**GIVEN TASK:** Extract the entries in their exact form.
··· DATASET RECORDS
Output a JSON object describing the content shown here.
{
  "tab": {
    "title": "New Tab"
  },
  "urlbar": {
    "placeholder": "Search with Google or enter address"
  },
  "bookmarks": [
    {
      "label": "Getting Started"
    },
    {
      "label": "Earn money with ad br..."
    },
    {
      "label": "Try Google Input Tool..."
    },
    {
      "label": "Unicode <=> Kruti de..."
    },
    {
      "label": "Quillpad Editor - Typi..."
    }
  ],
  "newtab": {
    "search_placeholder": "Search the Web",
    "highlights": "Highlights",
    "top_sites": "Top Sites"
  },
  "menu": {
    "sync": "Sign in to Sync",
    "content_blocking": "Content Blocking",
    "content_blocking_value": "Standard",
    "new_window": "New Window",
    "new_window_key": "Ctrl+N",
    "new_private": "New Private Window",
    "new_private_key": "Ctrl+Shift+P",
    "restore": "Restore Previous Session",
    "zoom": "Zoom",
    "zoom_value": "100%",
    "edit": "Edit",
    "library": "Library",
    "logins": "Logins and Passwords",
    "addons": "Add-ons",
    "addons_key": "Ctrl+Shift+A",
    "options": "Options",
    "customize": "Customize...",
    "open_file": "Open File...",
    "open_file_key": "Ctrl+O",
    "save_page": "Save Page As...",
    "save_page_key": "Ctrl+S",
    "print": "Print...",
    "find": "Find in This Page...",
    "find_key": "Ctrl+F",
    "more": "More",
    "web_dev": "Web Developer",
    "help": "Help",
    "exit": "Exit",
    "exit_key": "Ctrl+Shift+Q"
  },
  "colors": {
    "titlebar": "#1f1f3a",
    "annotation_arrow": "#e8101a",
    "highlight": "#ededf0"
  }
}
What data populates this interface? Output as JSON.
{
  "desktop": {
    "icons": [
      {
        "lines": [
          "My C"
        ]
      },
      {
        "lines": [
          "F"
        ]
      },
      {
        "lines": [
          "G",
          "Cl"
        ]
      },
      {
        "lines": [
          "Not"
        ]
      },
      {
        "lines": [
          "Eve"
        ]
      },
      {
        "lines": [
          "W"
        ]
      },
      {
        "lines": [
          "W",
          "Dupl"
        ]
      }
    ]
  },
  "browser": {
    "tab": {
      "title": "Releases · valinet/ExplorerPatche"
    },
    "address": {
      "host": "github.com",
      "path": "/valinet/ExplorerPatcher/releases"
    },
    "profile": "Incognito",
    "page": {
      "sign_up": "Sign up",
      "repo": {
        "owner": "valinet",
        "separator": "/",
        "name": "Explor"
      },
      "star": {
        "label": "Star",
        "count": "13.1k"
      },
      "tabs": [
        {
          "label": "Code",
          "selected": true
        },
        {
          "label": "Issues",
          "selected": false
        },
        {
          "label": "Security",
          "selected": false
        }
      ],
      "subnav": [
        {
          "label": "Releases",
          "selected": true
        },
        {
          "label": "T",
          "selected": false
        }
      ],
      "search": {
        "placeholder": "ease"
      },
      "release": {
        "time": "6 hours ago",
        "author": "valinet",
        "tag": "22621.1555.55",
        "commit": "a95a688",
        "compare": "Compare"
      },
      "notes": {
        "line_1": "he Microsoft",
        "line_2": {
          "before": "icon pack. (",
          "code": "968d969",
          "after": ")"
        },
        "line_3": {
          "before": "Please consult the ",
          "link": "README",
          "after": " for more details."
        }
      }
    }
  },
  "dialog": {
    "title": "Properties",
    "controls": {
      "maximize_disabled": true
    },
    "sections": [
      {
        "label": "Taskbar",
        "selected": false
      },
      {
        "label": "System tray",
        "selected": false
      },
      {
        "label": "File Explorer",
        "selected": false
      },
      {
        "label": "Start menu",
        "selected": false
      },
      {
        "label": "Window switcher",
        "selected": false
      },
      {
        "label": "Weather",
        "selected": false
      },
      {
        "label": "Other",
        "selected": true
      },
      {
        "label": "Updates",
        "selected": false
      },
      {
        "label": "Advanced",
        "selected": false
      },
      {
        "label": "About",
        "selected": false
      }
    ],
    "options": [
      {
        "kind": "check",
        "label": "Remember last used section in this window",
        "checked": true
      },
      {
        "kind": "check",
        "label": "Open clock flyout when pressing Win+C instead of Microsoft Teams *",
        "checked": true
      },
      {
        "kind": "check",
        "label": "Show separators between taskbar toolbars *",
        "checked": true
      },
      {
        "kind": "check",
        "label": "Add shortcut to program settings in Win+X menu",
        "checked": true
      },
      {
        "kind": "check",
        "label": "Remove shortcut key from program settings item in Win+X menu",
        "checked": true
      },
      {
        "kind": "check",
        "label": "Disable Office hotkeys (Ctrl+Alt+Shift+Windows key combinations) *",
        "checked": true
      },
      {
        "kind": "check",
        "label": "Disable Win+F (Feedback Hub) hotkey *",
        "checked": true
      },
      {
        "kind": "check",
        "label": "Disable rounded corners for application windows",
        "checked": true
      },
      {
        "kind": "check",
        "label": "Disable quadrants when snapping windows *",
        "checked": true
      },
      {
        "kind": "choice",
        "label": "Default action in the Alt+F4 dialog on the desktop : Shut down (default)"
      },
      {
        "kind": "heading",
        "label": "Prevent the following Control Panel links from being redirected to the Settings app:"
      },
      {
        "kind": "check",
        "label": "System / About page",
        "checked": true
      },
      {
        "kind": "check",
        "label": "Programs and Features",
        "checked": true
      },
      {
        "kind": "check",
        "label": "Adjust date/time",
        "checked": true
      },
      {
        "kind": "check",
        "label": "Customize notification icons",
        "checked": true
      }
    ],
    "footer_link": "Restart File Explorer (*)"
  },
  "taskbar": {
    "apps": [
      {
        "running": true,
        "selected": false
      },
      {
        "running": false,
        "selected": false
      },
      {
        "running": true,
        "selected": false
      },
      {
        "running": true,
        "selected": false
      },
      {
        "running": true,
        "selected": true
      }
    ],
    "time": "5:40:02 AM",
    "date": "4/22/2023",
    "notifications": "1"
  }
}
······
**OUTPUT OF THE EXERCISE:**
Output a JSON object describing the content shown here.
{
  "tab": {
    "title": "New Tab"
  },
  "urlbar": {
    "placeholder": "Search with Google or enter address"
  },
  "bookmarks": [
    {
      "label": "Getting Started"
    },
    {
      "label": "Earn money with ad br..."
    },
    {
      "label": "Try Google Input Tool..."
    },
    {
      "label": "Unicode <=> Kruti de..."
    },
    {
      "label": "Quillpad Editor - Typi..."
    }
  ],
  "newtab": {
    "search_placeholder": "Search the Web",
    "highlights": "Highlights",
    "top_sites": "Top Sites"
  },
  "menu": {
    "sync": "Sign in to Sync",
    "content_blocking": "Content Blocking",
    "content_blocking_value": "Standard",
    "new_window": "New Window",
    "new_window_key": "Ctrl+N",
    "new_private": "New Private Window",
    "new_private_key": "Ctrl+Shift+P",
    "restore": "Restore Previous Session",
    "zoom": "Zoom",
    "zoom_value": "100%",
    "edit": "Edit",
    "library": "Library",
    "logins": "Logins and Passwords",
    "addons": "Add-ons",
    "addons_key": "Ctrl+Shift+A",
    "options": "Options",
    "customize": "Customize...",
    "open_file": "Open File...",
    "open_file_key": "Ctrl+O",
    "save_page": "Save Page As...",
    "save_page_key": "Ctrl+S",
    "print": "Print...",
    "find": "Find in This Page...",
    "find_key": "Ctrl+F",
    "more": "More",
    "web_dev": "Web Developer",
    "help": "Help",
    "exit": "Exit",
    "exit_key": "Ctrl+Shift+Q"
  },
  "colors": {
    "titlebar": "#1f1f3a",
    "annotation_arrow": "#e8101a",
    "highlight": "#ededf0"
  }
}
What data populates this interface? Output as JSON.
{
  "desktop": {
    "icons": [
      {
        "lines": [
          "My C"
        ]
      },
      {
        "lines": [
          "F"
        ]
      },
      {
        "lines": [
          "G",
          "Cl"
        ]
      },
      {
        "lines": [
          "Not"
        ]
      },
      {
        "lines": [
          "Eve"
        ]
      },
      {
        "lines": [
          "W"
        ]
      },
      {
        "lines": [
          "W",
          "Dupl"
        ]
      }
    ]
  },
  "browser": {
    "tab": {
      "title": "Releases · valinet/ExplorerPatche"
    },
    "address": {
      "host": "github.com",
      "path": "/valinet/ExplorerPatcher/releases"
    },
    "profile": "Incognito",
    "page": {
      "sign_up": "Sign up",
      "repo": {
        "owner": "valinet",
        "separator": "/",
        "name": "Explor"
      },
      "star": {
        "label": "Star",
        "count": "13.1k"
      },
      "tabs": [
        {
          "label": "Code",
          "selected": true
        },
        {
          "label": "Issues",
          "selected": false
        },
        {
          "label": "Security",
          "selected": false
        }
      ],
      "subnav": [
        {
          "label": "Releases",
          "selected": true
        },
        {
          "label": "T",
          "selected": false
        }
      ],
      "search": {
        "placeholder": "ease"
      },
      "release": {
        "time": "6 hours ago",
        "author": "valinet",
        "tag": "22621.1555.55",
        "commit": "a95a688",
        "compare": "Compare"
      },
      "notes": {
        "line_1": "he Microsoft",
        "line_2": {
          "before": "icon pack. (",
          "code": "968d969",
          "after": ")"
        },
        "line_3": {
          "before": "Please consult the ",
          "link": "README",
          "after": " for more details."
        }
      }
    }
  },
  "dialog": {
    "title": "Properties",
    "controls": {
      "maximize_disabled": true
    },
    "sections": [
      {
        "label": "Taskbar",
        "selected": false
      },
      {
        "label": "System tray",
        "selected": false
      },
      {
        "label": "File Explorer",
        "selected": false
      },
      {
        "label": "Start menu",
        "selected": false
      },
      {
        "label": "Window switcher",
        "selected": false
      },
      {
        "label": "Weather",
        "selected": false
      },
      {
        "label": "Other",
        "selected": true
      },
      {
        "label": "Updates",
        "selected": false
      },
      {
        "label": "Advanced",
        "selected": false
      },
      {
        "label": "About",
        "selected": false
      }
    ],
    "options": [
      {
        "kind": "check",
        "label": "Remember last used section in this window",
        "checked": true
      },
      {
        "kind": "check",
        "label": "Open clock flyout when pressing Win+C instead of Microsoft Teams *",
        "checked": true
      },
      {
        "kind": "check",
        "label": "Show separators between taskbar toolbars *",
        "checked": true
      },
      {
        "kind": "check",
        "label": "Add shortcut to program settings in Win+X menu",
        "checked": true
      },
      {
        "kind": "check",
        "label": "Remove shortcut key from program settings item in Win+X menu",
        "checked": true
      },
      {
        "kind": "check",
        "label": "Disable Office hotkeys (Ctrl+Alt+Shift+Windows key combinations) *",
        "checked": true
      },
      {
        "kind": "check",
        "label": "Disable Win+F (Feedback Hub) hotkey *",
        "checked": true
      },
      {
        "kind": "check",
        "label": "Disable rounded corners for application windows",
        "checked": true
      },
      {
        "kind": "check",
        "label": "Disable quadrants when snapping windows *",
        "checked": true
      },
      {
        "kind": "choice",
        "label": "Default action in the Alt+F4 dialog on the desktop : Shut down (default)"
      },
      {
        "kind": "heading",
        "label": "Prevent the following Control Panel links from being redirected to the Settings app:"
      },
      {
        "kind": "check",
        "label": "System / About page",
        "checked": true
      },
      {
        "kind": "check",
        "label": "Programs and Features",
        "checked": true
      },
      {
        "kind": "check",
        "label": "Adjust date/time",
        "checked": true
      },
      {
        "kind": "check",
        "label": "Customize notification icons",
        "checked": true
      }
    ],
    "footer_link": "Restart File Explorer (*)"
  },
  "taskbar": {
    "apps": [
      {
        "running": true,
        "selected": false
      },
      {
        "running": false,
        "selected": false
      },
      {
        "running": true,
        "selected": false
      },
      {
        "running": true,
        "selected": false
      },
      {
        "running": true,
        "selected": true
      }
    ],
    "time": "5:40:02 AM",
    "date": "4/22/2023",
    "notifications": "1"
  }
}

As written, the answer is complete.